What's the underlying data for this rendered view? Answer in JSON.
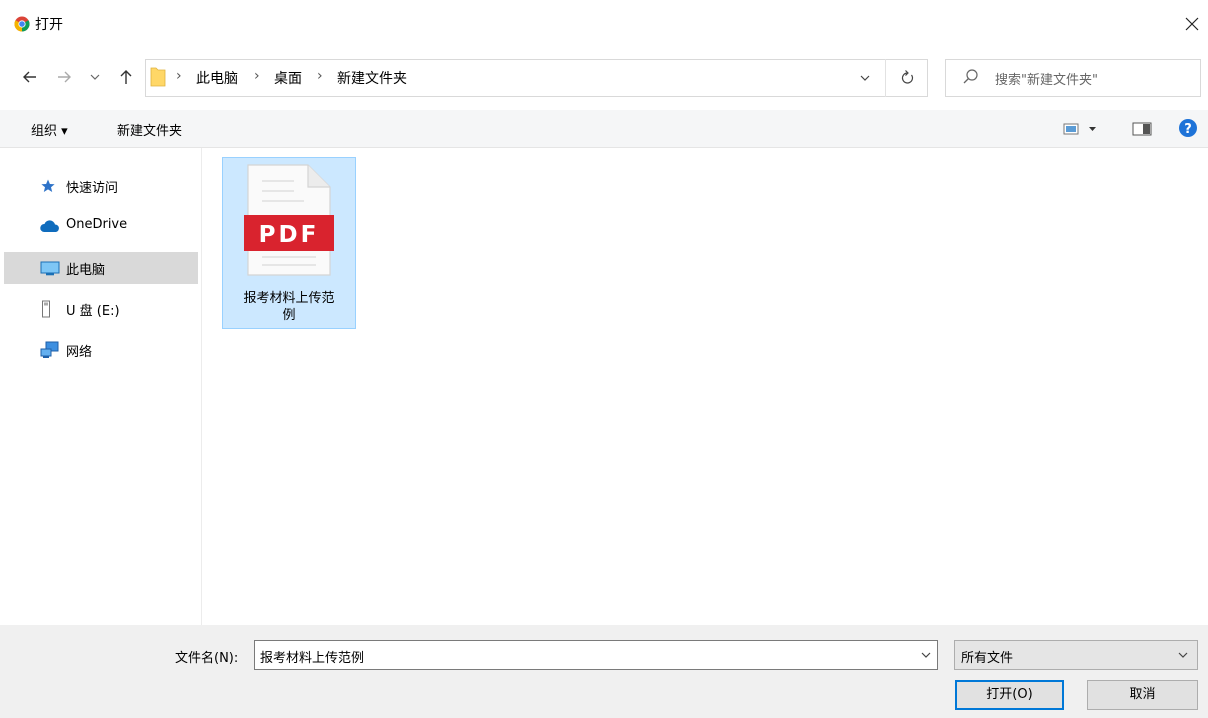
{
  "window": {
    "title": "打开"
  },
  "breadcrumb": {
    "items": [
      "此电脑",
      "桌面",
      "新建文件夹"
    ]
  },
  "search": {
    "placeholder": "搜索\"新建文件夹\""
  },
  "toolbar": {
    "organize_label": "组织 ▾",
    "new_folder_label": "新建文件夹"
  },
  "nav": {
    "items": [
      {
        "label": "快速访问",
        "icon": "star-icon"
      },
      {
        "label": "OneDrive",
        "icon": "cloud-icon"
      },
      {
        "label": "此电脑",
        "icon": "monitor-icon",
        "selected": true
      },
      {
        "label": "U 盘 (E:)",
        "icon": "usb-drive-icon"
      },
      {
        "label": "网络",
        "icon": "network-icon"
      }
    ]
  },
  "files": [
    {
      "name": "报考材料上传范例",
      "name_line1": "报考材料上传范",
      "name_line2": "例",
      "badge": "PDF",
      "selected": true
    }
  ],
  "bottom": {
    "filename_label": "文件名(N):",
    "filename_value": "报考材料上传范例",
    "filter_value": "所有文件",
    "open_label": "打开(O)",
    "cancel_label": "取消"
  },
  "colors": {
    "accent": "#0078d7",
    "selection": "#cce8ff",
    "pdf_red": "#d9232e",
    "folder_yellow": "#ffd767",
    "help_blue": "#1e73d8"
  }
}
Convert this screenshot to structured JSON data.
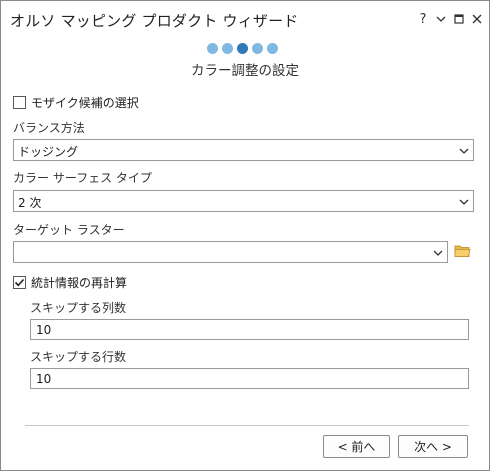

========================

BRIEF: Skip the images and write out the rest of the listing exactly.

COMPLETE ANSWER:
What's the underlying data for this rendered view? Answer in JSON.
{
  "window": {
    "title": "打开"
  },
  "breadcrumb": {
    "items": [
      "此电脑",
      "桌面",
      "新建文件夹"
    ]
  },
  "search": {
    "placeholder": "搜索\"新建文件夹\""
  },
  "toolbar": {
    "organize_label": "组织 ▾",
    "new_folder_label": "新建文件夹"
  },
  "nav": {
    "items": [
      {
        "label": "快速访问",
        "icon": "star-icon"
      },
      {
        "label": "OneDrive",
        "icon": "cloud-icon"
      },
      {
        "label": "此电脑",
        "icon": "monitor-icon",
        "selected": true
      },
      {
        "label": "U 盘 (E:)",
        "icon": "usb-drive-icon"
      },
      {
        "label": "网络",
        "icon": "network-icon"
      }
    ]
  },
  "files": [
    {
      "name": "报考材料上传范例",
      "name_line1": "报考材料上传范",
      "name_line2": "例",
      "badge": "PDF",
      "selected": true
    }
  ],
  "bottom": {
    "filename_label": "文件名(N):",
    "filename_value": "报考材料上传范例",
    "filter_value": "所有文件",
    "open_label": "打开(O)",
    "cancel_label": "取消"
  },
  "colors": {
    "accent": "#0078d7",
    "selection": "#cce8ff",
    "pdf_red": "#d9232e",
    "folder_yellow": "#ffd767",
    "help_blue": "#1e73d8"
  }
}
Convert this screenshot to structured JSON data.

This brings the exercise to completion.